§ TO DO
Show all lines of the listing that hold the word "course".

Extracted records
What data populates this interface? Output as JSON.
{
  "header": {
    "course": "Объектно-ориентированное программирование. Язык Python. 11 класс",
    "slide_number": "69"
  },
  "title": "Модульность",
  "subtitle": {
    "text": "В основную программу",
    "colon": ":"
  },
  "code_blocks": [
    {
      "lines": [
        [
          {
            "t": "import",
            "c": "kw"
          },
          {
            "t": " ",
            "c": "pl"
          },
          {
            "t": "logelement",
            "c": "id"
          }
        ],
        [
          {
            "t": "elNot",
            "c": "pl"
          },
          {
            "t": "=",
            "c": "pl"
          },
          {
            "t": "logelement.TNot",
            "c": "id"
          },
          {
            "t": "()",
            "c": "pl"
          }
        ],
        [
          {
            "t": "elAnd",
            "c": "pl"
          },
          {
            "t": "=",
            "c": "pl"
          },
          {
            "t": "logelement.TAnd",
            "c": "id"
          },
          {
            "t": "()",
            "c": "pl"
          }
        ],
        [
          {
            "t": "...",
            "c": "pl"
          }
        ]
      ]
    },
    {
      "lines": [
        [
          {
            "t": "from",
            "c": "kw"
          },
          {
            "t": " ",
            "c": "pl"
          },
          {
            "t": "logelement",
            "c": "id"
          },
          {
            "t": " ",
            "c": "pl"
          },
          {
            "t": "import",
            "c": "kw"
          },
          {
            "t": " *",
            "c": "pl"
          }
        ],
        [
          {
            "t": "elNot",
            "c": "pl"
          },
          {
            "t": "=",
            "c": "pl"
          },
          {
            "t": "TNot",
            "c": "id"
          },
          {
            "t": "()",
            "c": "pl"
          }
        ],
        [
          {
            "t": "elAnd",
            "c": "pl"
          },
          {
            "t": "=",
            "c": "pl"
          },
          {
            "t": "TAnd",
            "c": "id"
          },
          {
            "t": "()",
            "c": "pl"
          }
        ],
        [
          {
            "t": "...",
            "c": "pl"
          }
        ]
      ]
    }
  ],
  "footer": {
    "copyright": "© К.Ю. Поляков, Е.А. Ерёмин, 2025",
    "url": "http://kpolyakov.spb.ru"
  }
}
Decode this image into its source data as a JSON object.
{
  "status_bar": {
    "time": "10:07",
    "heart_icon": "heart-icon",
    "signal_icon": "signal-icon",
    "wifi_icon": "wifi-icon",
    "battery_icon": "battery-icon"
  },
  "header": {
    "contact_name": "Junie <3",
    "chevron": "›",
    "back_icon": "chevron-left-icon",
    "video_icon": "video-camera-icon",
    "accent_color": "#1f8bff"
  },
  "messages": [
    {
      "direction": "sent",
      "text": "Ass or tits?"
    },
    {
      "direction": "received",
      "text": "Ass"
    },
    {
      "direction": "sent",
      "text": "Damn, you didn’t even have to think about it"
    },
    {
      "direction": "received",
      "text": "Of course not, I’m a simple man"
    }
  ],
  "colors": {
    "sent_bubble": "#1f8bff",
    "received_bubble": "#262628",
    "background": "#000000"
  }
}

==

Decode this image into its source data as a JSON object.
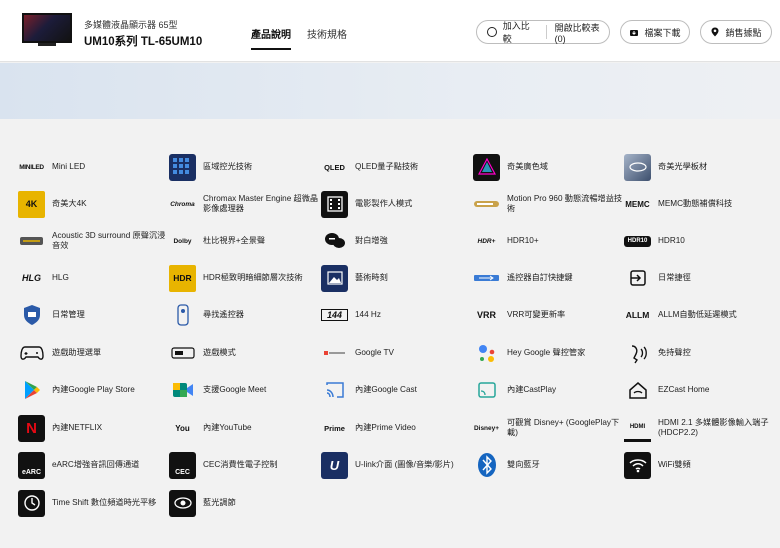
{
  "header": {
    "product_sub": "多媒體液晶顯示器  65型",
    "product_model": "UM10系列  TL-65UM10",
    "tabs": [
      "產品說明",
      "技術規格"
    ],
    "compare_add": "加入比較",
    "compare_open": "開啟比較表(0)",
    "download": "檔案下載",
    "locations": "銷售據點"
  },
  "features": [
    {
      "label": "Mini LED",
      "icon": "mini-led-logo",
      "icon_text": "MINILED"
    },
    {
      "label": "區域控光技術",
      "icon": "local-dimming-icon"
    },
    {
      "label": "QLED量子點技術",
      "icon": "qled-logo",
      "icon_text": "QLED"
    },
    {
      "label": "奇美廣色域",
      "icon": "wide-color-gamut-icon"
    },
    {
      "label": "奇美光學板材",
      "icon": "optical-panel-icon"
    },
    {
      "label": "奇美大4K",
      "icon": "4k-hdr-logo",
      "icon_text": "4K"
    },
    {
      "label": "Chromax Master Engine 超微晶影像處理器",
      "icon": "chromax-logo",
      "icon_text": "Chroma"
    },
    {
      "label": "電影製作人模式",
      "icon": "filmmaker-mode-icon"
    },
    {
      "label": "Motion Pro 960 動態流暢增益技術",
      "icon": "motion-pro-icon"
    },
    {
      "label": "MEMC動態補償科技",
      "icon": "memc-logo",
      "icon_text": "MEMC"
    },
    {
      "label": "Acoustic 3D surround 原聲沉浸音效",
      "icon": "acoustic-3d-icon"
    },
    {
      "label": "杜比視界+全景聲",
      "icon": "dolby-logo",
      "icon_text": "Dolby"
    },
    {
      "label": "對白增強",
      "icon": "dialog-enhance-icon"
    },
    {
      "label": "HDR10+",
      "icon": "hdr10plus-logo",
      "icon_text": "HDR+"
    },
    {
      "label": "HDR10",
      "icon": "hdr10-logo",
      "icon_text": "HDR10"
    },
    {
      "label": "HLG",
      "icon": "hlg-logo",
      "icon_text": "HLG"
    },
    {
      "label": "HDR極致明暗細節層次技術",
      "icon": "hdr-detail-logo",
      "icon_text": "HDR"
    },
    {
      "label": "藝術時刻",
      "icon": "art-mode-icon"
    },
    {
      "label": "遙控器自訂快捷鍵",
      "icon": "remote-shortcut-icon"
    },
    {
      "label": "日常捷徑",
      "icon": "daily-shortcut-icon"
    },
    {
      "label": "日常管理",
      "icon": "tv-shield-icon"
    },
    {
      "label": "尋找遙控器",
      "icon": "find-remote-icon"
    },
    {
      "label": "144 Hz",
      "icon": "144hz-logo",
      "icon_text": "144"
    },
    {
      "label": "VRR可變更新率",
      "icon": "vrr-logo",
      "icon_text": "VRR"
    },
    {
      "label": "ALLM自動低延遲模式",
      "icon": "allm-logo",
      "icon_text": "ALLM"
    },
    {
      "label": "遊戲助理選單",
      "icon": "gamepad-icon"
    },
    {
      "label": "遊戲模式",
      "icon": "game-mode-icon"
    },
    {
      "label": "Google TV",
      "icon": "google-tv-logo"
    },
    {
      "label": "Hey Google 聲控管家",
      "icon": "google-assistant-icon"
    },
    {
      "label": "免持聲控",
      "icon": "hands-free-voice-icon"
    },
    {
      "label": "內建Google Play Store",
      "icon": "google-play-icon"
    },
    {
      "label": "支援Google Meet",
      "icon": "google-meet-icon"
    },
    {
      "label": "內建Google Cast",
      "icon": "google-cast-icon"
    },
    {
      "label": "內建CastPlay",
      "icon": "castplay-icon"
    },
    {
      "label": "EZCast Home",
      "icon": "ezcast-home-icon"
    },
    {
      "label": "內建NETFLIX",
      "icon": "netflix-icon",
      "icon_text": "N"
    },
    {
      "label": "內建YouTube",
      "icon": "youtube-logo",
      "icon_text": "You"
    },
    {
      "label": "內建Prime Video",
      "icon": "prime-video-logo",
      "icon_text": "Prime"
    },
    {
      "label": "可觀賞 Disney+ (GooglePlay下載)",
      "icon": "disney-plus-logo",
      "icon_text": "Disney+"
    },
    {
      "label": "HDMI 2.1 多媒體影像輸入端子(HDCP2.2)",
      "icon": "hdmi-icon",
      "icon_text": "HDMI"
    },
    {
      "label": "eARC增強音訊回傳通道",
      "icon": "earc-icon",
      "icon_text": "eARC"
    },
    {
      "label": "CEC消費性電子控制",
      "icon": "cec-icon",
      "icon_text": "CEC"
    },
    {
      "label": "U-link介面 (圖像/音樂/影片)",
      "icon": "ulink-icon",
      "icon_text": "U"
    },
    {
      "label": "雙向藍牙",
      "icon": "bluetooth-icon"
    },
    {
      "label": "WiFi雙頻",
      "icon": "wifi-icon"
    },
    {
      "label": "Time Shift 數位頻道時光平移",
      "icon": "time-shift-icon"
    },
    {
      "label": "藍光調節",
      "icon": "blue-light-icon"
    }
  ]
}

§ RESPONSE FOR THIS EXERCISE
    "course": "Объектно-ориентированное программирование. Язык Python. 11 класс",
      "text": "Of course not, I’m a simple man"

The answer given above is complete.